Output everything in the listing exactly, with no line missing.

---- MATERIAL PROVIDED

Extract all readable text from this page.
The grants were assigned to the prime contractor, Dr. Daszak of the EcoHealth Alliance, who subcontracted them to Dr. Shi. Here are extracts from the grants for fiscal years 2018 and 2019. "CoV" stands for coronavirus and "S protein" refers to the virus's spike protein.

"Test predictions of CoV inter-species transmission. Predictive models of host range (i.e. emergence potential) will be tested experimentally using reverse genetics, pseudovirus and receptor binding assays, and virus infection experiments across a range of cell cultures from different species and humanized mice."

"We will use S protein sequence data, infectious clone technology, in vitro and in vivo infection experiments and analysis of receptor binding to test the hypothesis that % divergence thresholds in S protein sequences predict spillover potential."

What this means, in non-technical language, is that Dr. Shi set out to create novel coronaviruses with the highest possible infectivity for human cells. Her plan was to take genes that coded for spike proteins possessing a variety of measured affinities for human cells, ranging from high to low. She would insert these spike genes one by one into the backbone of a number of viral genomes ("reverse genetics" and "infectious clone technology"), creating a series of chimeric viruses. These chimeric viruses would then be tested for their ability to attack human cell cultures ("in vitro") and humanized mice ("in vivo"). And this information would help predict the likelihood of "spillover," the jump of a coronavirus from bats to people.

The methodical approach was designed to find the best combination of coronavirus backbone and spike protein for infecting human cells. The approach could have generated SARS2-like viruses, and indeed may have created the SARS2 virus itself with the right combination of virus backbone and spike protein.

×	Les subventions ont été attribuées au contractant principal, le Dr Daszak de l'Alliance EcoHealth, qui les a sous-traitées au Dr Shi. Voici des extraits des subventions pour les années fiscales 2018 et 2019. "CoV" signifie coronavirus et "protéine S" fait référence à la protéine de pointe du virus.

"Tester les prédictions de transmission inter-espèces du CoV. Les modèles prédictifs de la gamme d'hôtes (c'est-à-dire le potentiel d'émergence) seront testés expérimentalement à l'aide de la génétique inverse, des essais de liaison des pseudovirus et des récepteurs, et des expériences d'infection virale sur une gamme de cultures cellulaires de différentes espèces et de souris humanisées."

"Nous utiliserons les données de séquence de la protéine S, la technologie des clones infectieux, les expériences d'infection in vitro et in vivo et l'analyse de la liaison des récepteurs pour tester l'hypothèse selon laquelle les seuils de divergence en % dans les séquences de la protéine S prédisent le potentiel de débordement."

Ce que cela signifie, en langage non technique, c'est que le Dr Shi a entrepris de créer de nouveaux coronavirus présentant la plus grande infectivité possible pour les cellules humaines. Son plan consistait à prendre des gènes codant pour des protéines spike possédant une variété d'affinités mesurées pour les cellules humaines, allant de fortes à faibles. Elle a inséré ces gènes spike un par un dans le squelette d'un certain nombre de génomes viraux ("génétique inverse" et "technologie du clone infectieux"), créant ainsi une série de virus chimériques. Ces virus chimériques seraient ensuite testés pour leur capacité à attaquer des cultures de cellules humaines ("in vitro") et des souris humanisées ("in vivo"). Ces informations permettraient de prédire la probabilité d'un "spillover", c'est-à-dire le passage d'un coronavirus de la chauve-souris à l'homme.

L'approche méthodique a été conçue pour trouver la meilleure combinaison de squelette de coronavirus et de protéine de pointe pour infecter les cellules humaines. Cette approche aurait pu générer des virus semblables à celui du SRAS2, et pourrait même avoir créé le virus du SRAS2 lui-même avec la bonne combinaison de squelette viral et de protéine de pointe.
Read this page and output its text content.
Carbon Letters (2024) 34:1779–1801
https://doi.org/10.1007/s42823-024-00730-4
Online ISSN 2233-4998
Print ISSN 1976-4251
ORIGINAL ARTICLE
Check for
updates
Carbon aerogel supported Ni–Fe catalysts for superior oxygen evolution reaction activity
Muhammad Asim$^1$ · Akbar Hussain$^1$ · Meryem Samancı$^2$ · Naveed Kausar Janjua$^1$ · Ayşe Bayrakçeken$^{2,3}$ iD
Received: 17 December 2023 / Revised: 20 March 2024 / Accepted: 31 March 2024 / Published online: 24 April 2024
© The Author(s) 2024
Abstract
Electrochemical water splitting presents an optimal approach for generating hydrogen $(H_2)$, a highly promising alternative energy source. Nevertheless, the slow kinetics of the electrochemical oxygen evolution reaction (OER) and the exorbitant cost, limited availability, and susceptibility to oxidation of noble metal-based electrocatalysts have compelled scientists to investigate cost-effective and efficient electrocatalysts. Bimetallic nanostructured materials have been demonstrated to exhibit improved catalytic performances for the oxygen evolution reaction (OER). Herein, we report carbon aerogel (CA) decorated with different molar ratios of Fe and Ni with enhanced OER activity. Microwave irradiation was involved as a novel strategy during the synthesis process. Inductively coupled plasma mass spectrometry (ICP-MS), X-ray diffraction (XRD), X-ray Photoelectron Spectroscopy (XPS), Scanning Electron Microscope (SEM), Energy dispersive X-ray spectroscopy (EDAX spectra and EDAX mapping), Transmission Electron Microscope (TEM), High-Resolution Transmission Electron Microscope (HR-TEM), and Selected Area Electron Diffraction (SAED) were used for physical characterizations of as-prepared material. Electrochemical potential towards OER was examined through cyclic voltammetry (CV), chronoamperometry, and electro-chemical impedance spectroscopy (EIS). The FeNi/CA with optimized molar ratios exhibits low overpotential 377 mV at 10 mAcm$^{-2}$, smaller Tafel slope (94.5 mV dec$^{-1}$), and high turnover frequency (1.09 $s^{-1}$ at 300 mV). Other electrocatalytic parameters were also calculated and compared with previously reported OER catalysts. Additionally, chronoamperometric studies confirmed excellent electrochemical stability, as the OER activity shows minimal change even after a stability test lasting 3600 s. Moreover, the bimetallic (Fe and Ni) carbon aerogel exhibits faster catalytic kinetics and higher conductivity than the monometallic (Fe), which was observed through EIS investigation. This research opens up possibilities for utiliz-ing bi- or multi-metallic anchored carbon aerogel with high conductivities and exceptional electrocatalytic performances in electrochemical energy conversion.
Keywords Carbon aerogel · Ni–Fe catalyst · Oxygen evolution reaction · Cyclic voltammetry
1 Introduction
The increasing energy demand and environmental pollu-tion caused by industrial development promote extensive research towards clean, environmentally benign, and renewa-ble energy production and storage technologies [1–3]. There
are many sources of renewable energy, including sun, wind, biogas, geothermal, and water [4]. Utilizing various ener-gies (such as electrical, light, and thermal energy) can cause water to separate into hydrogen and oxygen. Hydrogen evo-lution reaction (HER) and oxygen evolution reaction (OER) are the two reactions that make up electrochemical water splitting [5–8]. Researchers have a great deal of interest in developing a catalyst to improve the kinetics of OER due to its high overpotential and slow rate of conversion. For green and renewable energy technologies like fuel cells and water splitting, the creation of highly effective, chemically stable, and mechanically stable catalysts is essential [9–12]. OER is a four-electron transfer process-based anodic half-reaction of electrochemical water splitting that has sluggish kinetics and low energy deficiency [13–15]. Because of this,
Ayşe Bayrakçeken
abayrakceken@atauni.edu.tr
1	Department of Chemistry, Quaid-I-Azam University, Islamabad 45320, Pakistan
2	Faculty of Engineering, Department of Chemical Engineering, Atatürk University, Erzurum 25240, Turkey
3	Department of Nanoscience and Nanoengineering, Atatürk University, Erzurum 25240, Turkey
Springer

--------

**EXERCISE SOLUTION:**
Extract all readable text from this page.
The grants were assigned to the prime contractor, Dr. Daszak of the EcoHealth Alliance, who subcontracted them to Dr. Shi. Here are extracts from the grants for fiscal years 2018 and 2019. "CoV" stands for coronavirus and "S protein" refers to the virus's spike protein.

"Test predictions of CoV inter-species transmission. Predictive models of host range (i.e. emergence potential) will be tested experimentally using reverse genetics, pseudovirus and receptor binding assays, and virus infection experiments across a range of cell cultures from different species and humanized mice."

"We will use S protein sequence data, infectious clone technology, in vitro and in vivo infection experiments and analysis of receptor binding to test the hypothesis that % divergence thresholds in S protein sequences predict spillover potential."

What this means, in non-technical language, is that Dr. Shi set out to create novel coronaviruses with the highest possible infectivity for human cells. Her plan was to take genes that coded for spike proteins possessing a variety of measured affinities for human cells, ranging from high to low. She would insert these spike genes one by one into the backbone of a number of viral genomes ("reverse genetics" and "infectious clone technology"), creating a series of chimeric viruses. These chimeric viruses would then be tested for their ability to attack human cell cultures ("in vitro") and humanized mice ("in vivo"). And this information would help predict the likelihood of "spillover," the jump of a coronavirus from bats to people.

The methodical approach was designed to find the best combination of coronavirus backbone and spike protein for infecting human cells. The approach could have generated SARS2-like viruses, and indeed may have created the SARS2 virus itself with the right combination of virus backbone and spike protein.

×	Les subventions ont été attribuées au contractant principal, le Dr Daszak de l'Alliance EcoHealth, qui les a sous-traitées au Dr Shi. Voici des extraits des subventions pour les années fiscales 2018 et 2019. "CoV" signifie coronavirus et "protéine S" fait référence à la protéine de pointe du virus.

"Tester les prédictions de transmission inter-espèces du CoV. Les modèles prédictifs de la gamme d'hôtes (c'est-à-dire le potentiel d'émergence) seront testés expérimentalement à l'aide de la génétique inverse, des essais de liaison des pseudovirus et des récepteurs, et des expériences d'infection virale sur une gamme de cultures cellulaires de différentes espèces et de souris humanisées."

"Nous utiliserons les données de séquence de la protéine S, la technologie des clones infectieux, les expériences d'infection in vitro et in vivo et l'analyse de la liaison des récepteurs pour tester l'hypothèse selon laquelle les seuils de divergence en % dans les séquences de la protéine S prédisent le potentiel de débordement."

Ce que cela signifie, en langage non technique, c'est que le Dr Shi a entrepris de créer de nouveaux coronavirus présentant la plus grande infectivité possible pour les cellules humaines. Son plan consistait à prendre des gènes codant pour des protéines spike possédant une variété d'affinités mesurées pour les cellules humaines, allant de fortes à faibles. Elle a inséré ces gènes spike un par un dans le squelette d'un certain nombre de génomes viraux ("génétique inverse" et "technologie du clone infectieux"), créant ainsi une série de virus chimériques. Ces virus chimériques seraient ensuite testés pour leur capacité à attaquer des cultures de cellules humaines ("in vitro") et des souris humanisées ("in vivo"). Ces informations permettraient de prédire la probabilité d'un "spillover", c'est-à-dire le passage d'un coronavirus de la chauve-souris à l'homme.

L'approche méthodique a été conçue pour trouver la meilleure combinaison de squelette de coronavirus et de protéine de pointe pour infecter les cellules humaines. Cette approche aurait pu générer des virus semblables à celui du SRAS2, et pourrait même avoir créé le virus du SRAS2 lui-même avec la bonne combinaison de squelette viral et de protéine de pointe.
Read this page and output its text content.
Carbon Letters (2024) 34:1779–1801
https://doi.org/10.1007/s42823-024-00730-4
Online ISSN 2233-4998
Print ISSN 1976-4251
ORIGINAL ARTICLE
Check for
updates
Carbon aerogel supported Ni–Fe catalysts for superior oxygen evolution reaction activity
Muhammad Asim$^1$ · Akbar Hussain$^1$ · Meryem Samancı$^2$ · Naveed Kausar Janjua$^1$ · Ayşe Bayrakçeken$^{2,3}$ iD
Received: 17 December 2023 / Revised: 20 March 2024 / Accepted: 31 March 2024 / Published online: 24 April 2024
© The Author(s) 2024
Abstract
Electrochemical water splitting presents an optimal approach for generating hydrogen $(H_2)$, a highly promising alternative energy source. Nevertheless, the slow kinetics of the electrochemical oxygen evolution reaction (OER) and the exorbitant cost, limited availability, and susceptibility to oxidation of noble metal-based electrocatalysts have compelled scientists to investigate cost-effective and efficient electrocatalysts. Bimetallic nanostructured materials have been demonstrated to exhibit improved catalytic performances for the oxygen evolution reaction (OER). Herein, we report carbon aerogel (CA) decorated with different molar ratios of Fe and Ni with enhanced OER activity. Microwave irradiation was involved as a novel strategy during the synthesis process. Inductively coupled plasma mass spectrometry (ICP-MS), X-ray diffraction (XRD), X-ray Photoelectron Spectroscopy (XPS), Scanning Electron Microscope (SEM), Energy dispersive X-ray spectroscopy (EDAX spectra and EDAX mapping), Transmission Electron Microscope (TEM), High-Resolution Transmission Electron Microscope (HR-TEM), and Selected Area Electron Diffraction (SAED) were used for physical characterizations of as-prepared material. Electrochemical potential towards OER was examined through cyclic voltammetry (CV), chronoamperometry, and electro-chemical impedance spectroscopy (EIS). The FeNi/CA with optimized molar ratios exhibits low overpotential 377 mV at 10 mAcm$^{-2}$, smaller Tafel slope (94.5 mV dec$^{-1}$), and high turnover frequency (1.09 $s^{-1}$ at 300 mV). Other electrocatalytic parameters were also calculated and compared with previously reported OER catalysts. Additionally, chronoamperometric studies confirmed excellent electrochemical stability, as the OER activity shows minimal change even after a stability test lasting 3600 s. Moreover, the bimetallic (Fe and Ni) carbon aerogel exhibits faster catalytic kinetics and higher conductivity than the monometallic (Fe), which was observed through EIS investigation. This research opens up possibilities for utiliz-ing bi- or multi-metallic anchored carbon aerogel with high conductivities and exceptional electrocatalytic performances in electrochemical energy conversion.
Keywords Carbon aerogel · Ni–Fe catalyst · Oxygen evolution reaction · Cyclic voltammetry
1 Introduction
The increasing energy demand and environmental pollu-tion caused by industrial development promote extensive research towards clean, environmentally benign, and renewa-ble energy production and storage technologies [1–3]. There
are many sources of renewable energy, including sun, wind, biogas, geothermal, and water [4]. Utilizing various ener-gies (such as electrical, light, and thermal energy) can cause water to separate into hydrogen and oxygen. Hydrogen evo-lution reaction (HER) and oxygen evolution reaction (OER) are the two reactions that make up electrochemical water splitting [5–8]. Researchers have a great deal of interest in developing a catalyst to improve the kinetics of OER due to its high overpotential and slow rate of conversion. For green and renewable energy technologies like fuel cells and water splitting, the creation of highly effective, chemically stable, and mechanically stable catalysts is essential [9–12]. OER is a four-electron transfer process-based anodic half-reaction of electrochemical water splitting that has sluggish kinetics and low energy deficiency [13–15]. Because of this,
Ayşe Bayrakçeken
abayrakceken@atauni.edu.tr
1	Department of Chemistry, Quaid-I-Azam University, Islamabad 45320, Pakistan
2	Faculty of Engineering, Department of Chemical Engineering, Atatürk University, Erzurum 25240, Turkey
3	Department of Nanoscience and Nanoengineering, Atatürk University, Erzurum 25240, Turkey
Springer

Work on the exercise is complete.